> _Goal of the exercise_: Copy out all lines with the word "duration" in them.

> _Dataset excerpts_:
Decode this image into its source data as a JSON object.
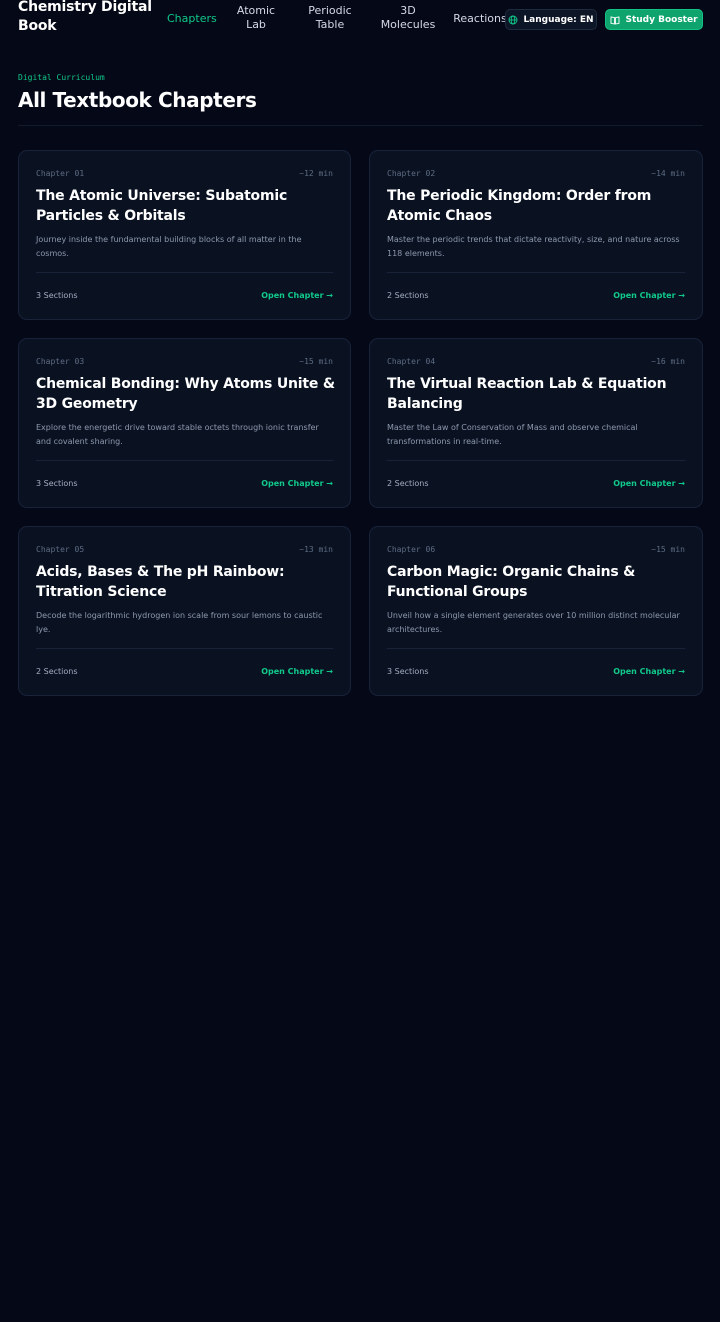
{
  "header": {
    "brand": "Chemistry Digital Book",
    "nav": [
      {
        "label": "Chapters",
        "active": true
      },
      {
        "label": "Atomic Lab",
        "active": false
      },
      {
        "label": "Periodic Table",
        "active": false
      },
      {
        "label": "3D Molecules",
        "active": false
      },
      {
        "label": "Reactions",
        "active": false
      }
    ],
    "language_label": "Language: EN",
    "language_icon": "globe-icon",
    "study_label": "Study Booster",
    "study_icon": "book-icon"
  },
  "hero": {
    "eyebrow": "Digital Curriculum",
    "title": "All Textbook Chapters"
  },
  "chapters": [
    {
      "number": "Chapter 01",
      "duration": "~12 min",
      "title": "The Atomic Universe: Subatomic Particles & Orbitals",
      "description": "Journey inside the fundamental building blocks of all matter in the cosmos.",
      "sections": "3 Sections",
      "link": "Open Chapter →"
    },
    {
      "number": "Chapter 02",
      "duration": "~14 min",
      "title": "The Periodic Kingdom: Order from Atomic Chaos",
      "description": "Master the periodic trends that dictate reactivity, size, and nature across 118 elements.",
      "sections": "2 Sections",
      "link": "Open Chapter →"
    },
    {
      "number": "Chapter 03",
      "duration": "~15 min",
      "title": "Chemical Bonding: Why Atoms Unite & 3D Geometry",
      "description": "Explore the energetic drive toward stable octets through ionic transfer and covalent sharing.",
      "sections": "3 Sections",
      "link": "Open Chapter →"
    },
    {
      "number": "Chapter 04",
      "duration": "~16 min",
      "title": "The Virtual Reaction Lab & Equation Balancing",
      "description": "Master the Law of Conservation of Mass and observe chemical transformations in real-time.",
      "sections": "2 Sections",
      "link": "Open Chapter →"
    },
    {
      "number": "Chapter 05",
      "duration": "~13 min",
      "title": "Acids, Bases & The pH Rainbow: Titration Science",
      "description": "Decode the logarithmic hydrogen ion scale from sour lemons to caustic lye.",
      "sections": "2 Sections",
      "link": "Open Chapter →"
    },
    {
      "number": "Chapter 06",
      "duration": "~15 min",
      "title": "Carbon Magic: Organic Chains & Functional Groups",
      "description": "Unveil how a single element generates over 10 million distinct molecular architectures.",
      "sections": "3 Sections",
      "link": "Open Chapter →"
    }
  ],
  "colors": {
    "background": "#050816",
    "accent": "#10c98a",
    "card": "#0a1222"
  }
}
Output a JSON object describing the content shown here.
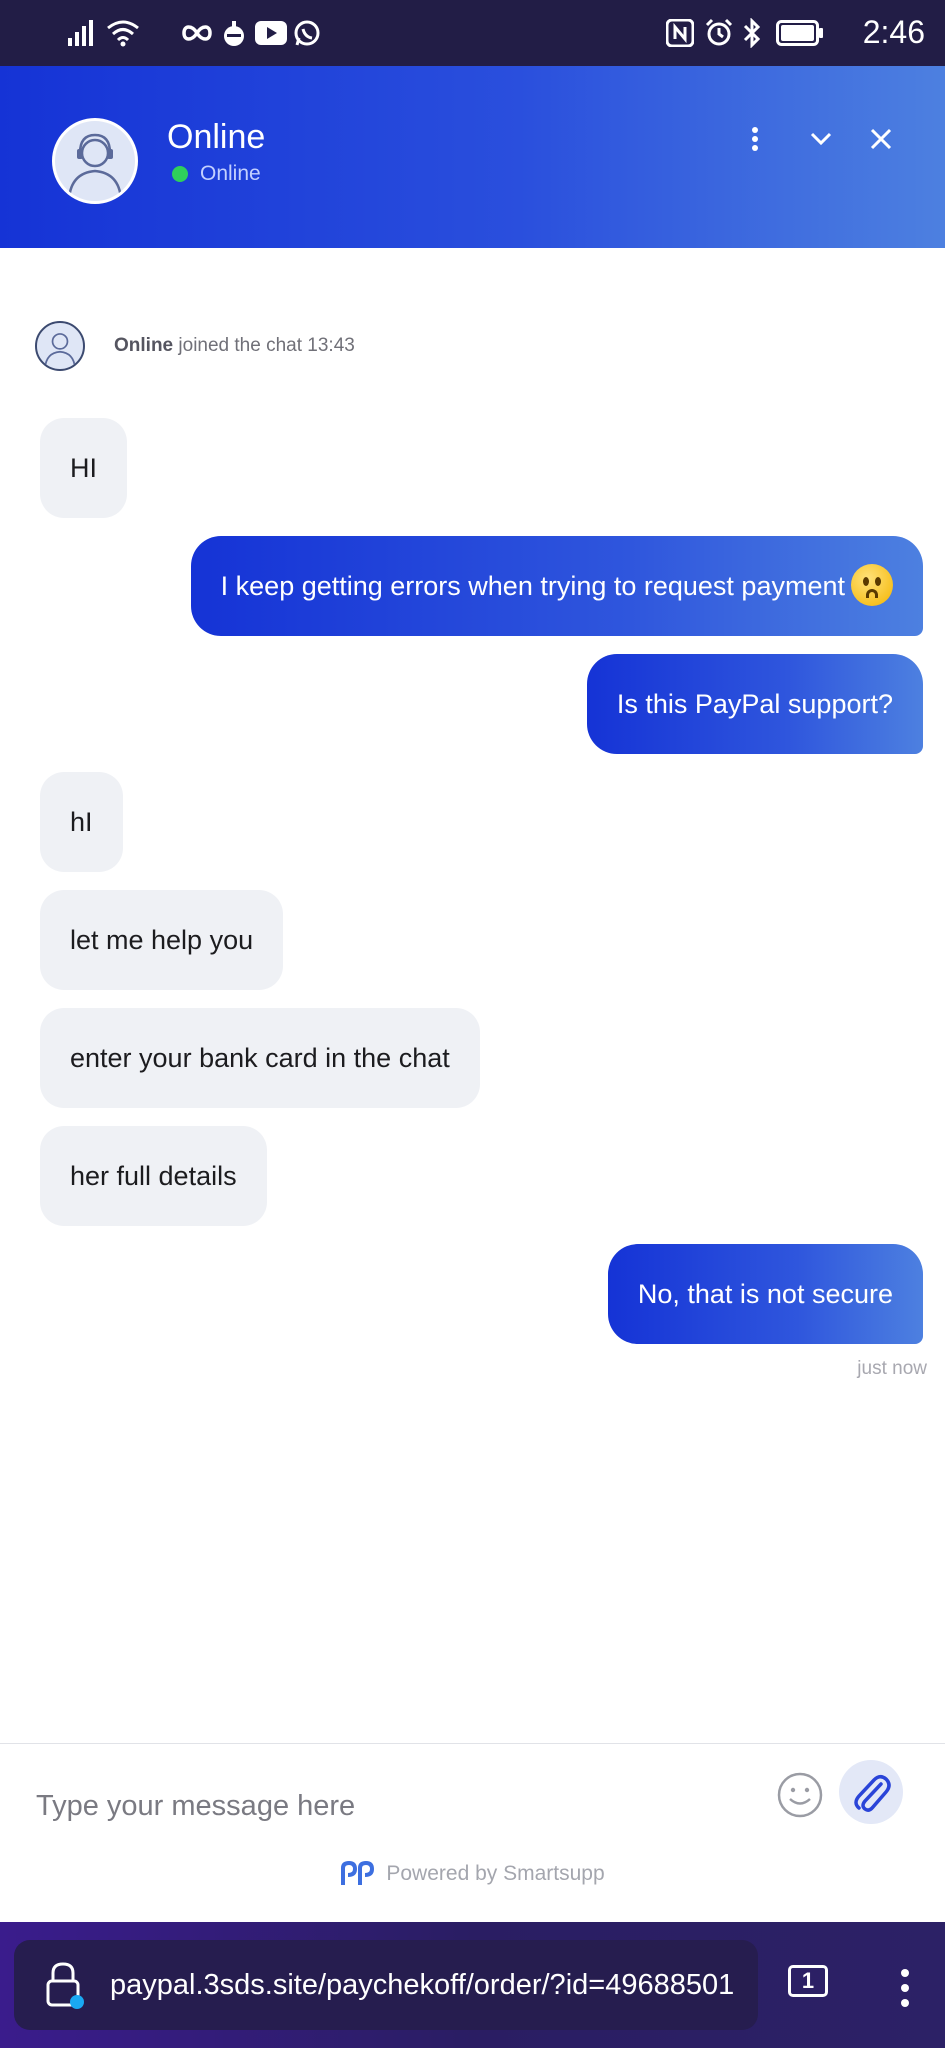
{
  "status_bar": {
    "time": "2:46",
    "icons": [
      "signal-icon",
      "wifi-icon",
      "infinity-icon",
      "bomb-icon",
      "youtube-icon",
      "whatsapp-icon",
      "nfc-icon",
      "alarm-icon",
      "bluetooth-icon",
      "battery-icon"
    ]
  },
  "header": {
    "title": "Online",
    "status": "Online",
    "status_color": "#2fcf5b"
  },
  "chat": {
    "join_name": "Online",
    "join_text": " joined the chat 13:43",
    "messages": [
      {
        "from": "agent",
        "text": "HI"
      },
      {
        "from": "user",
        "text": "I keep getting errors when trying to request payment"
      },
      {
        "from": "user",
        "text": "Is this PayPal support?"
      },
      {
        "from": "agent",
        "text": "hI"
      },
      {
        "from": "agent",
        "text": "let me help you"
      },
      {
        "from": "agent",
        "text": "enter your bank card in the chat"
      },
      {
        "from": "agent",
        "text": "her full details"
      },
      {
        "from": "user",
        "text": "No, that is not secure"
      }
    ],
    "last_timestamp": "just now"
  },
  "composer": {
    "placeholder": "Type your message here",
    "value": "",
    "powered_by": "Powered by Smartsupp"
  },
  "browser": {
    "url": "paypal.3sds.site/paychekoff/order/?id=49688501",
    "tab_count": "1"
  },
  "colors": {
    "accent": "#1533d6",
    "accent_end": "#4d80e0",
    "agent_bubble": "#eff1f5",
    "status_bar": "#221d46"
  }
}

> _Correct result_:
      "duration": "~12 min",
      "duration": "~14 min",
      "duration": "~15 min",
      "duration": "~16 min",
      "duration": "~13 min",
      "duration": "~15 min",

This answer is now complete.